* [Requirements]:
Go through the material below and report how many lines contain "rental". Give only the number.

* [Saved entries]:
-- START --
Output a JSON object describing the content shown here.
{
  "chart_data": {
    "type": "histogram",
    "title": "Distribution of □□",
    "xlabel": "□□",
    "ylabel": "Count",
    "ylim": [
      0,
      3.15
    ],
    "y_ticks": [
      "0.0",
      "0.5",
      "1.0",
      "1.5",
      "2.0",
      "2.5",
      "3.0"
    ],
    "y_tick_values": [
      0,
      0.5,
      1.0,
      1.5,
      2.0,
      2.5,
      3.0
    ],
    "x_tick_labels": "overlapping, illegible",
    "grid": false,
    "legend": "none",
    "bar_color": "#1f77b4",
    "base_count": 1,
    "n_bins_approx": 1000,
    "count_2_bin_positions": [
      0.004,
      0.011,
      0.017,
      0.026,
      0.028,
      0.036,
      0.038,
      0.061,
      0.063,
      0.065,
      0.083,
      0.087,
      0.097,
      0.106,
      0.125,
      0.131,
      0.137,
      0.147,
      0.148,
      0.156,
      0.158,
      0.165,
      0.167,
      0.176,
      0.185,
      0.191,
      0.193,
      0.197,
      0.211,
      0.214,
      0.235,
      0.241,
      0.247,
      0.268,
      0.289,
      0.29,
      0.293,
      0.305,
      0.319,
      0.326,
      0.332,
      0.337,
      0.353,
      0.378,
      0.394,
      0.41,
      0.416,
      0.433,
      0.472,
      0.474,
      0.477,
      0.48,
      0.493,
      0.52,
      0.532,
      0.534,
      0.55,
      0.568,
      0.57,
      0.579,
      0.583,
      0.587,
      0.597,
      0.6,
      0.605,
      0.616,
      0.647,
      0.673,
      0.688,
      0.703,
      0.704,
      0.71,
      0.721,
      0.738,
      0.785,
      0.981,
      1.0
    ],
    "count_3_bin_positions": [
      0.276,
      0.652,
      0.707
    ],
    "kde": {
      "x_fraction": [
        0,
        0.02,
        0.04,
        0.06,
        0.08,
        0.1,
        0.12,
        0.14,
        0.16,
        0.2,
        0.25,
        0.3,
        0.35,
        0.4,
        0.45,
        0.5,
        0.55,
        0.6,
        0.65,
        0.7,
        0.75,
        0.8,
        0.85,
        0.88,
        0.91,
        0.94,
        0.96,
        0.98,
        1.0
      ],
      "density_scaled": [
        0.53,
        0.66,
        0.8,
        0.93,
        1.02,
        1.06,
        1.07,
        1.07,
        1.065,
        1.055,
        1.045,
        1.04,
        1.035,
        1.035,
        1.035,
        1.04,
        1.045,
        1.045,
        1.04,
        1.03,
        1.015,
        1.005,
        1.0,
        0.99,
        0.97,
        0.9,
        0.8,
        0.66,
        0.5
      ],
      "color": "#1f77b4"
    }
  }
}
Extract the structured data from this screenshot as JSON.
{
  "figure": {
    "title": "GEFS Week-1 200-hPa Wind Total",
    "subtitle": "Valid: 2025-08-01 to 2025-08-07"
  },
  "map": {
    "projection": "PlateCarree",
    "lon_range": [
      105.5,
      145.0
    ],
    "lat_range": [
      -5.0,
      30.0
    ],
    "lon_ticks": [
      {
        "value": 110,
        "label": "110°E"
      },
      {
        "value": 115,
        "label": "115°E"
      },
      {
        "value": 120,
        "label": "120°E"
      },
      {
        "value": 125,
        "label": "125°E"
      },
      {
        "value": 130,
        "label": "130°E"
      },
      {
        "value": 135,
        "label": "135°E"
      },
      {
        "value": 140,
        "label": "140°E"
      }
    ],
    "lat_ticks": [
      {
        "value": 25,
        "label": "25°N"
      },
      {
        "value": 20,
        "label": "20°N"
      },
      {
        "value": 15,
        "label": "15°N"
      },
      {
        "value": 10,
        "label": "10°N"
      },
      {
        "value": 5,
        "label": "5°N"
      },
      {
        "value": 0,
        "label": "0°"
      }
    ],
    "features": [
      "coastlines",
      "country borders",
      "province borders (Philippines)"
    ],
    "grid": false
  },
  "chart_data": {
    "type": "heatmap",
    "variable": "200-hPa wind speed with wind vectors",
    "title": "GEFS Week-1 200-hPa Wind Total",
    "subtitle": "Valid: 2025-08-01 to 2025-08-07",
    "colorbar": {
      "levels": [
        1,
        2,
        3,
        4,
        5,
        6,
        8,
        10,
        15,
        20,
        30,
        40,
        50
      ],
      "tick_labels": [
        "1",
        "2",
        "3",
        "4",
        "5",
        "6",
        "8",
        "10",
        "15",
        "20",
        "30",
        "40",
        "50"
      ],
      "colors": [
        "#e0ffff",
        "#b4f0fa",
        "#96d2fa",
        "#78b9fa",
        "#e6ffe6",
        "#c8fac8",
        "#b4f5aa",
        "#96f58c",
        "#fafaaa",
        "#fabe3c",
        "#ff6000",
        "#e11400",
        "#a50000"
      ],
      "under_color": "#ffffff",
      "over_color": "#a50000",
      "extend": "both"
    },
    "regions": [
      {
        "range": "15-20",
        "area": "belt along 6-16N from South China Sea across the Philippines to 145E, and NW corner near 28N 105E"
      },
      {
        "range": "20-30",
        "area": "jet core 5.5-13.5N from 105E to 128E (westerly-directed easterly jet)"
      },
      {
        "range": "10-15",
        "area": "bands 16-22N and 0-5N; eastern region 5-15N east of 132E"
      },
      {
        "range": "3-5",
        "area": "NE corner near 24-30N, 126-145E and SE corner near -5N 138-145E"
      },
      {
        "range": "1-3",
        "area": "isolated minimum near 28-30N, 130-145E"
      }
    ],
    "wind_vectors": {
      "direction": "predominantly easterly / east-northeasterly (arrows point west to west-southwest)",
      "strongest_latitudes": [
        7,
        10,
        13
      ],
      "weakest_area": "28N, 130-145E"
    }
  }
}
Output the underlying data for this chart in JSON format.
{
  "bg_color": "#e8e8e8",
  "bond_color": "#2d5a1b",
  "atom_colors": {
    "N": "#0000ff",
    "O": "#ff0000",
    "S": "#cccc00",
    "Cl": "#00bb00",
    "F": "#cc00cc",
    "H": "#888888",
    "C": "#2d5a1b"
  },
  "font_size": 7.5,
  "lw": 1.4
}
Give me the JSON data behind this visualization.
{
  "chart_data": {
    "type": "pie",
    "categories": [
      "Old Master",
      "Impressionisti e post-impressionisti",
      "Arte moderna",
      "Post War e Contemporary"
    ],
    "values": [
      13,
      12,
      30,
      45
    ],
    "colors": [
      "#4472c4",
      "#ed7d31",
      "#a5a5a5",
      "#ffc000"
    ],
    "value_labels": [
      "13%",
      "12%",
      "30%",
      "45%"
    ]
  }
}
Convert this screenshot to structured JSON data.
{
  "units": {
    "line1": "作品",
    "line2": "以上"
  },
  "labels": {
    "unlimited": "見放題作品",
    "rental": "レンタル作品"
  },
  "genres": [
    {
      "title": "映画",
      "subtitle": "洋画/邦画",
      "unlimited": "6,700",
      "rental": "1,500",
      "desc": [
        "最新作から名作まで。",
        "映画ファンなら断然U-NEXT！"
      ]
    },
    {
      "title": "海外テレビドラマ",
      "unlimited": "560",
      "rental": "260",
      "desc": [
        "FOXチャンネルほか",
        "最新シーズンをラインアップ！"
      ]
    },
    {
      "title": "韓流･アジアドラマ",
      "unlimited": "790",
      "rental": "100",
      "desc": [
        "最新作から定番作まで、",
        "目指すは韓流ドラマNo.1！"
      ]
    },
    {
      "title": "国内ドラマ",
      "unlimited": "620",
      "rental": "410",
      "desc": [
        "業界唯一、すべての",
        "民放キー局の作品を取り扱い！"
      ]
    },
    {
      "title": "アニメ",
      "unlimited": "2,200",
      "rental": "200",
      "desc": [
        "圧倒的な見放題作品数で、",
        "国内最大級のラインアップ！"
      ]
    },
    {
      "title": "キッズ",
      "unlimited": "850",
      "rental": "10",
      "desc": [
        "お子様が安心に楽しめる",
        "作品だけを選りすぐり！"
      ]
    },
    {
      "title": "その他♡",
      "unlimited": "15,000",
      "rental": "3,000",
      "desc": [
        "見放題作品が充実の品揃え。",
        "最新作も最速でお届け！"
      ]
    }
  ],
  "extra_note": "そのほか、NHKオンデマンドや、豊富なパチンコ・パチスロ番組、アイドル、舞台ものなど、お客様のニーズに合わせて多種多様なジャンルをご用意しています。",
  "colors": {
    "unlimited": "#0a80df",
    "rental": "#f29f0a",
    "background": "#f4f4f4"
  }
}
-- END --
* [Answer to the task]:
9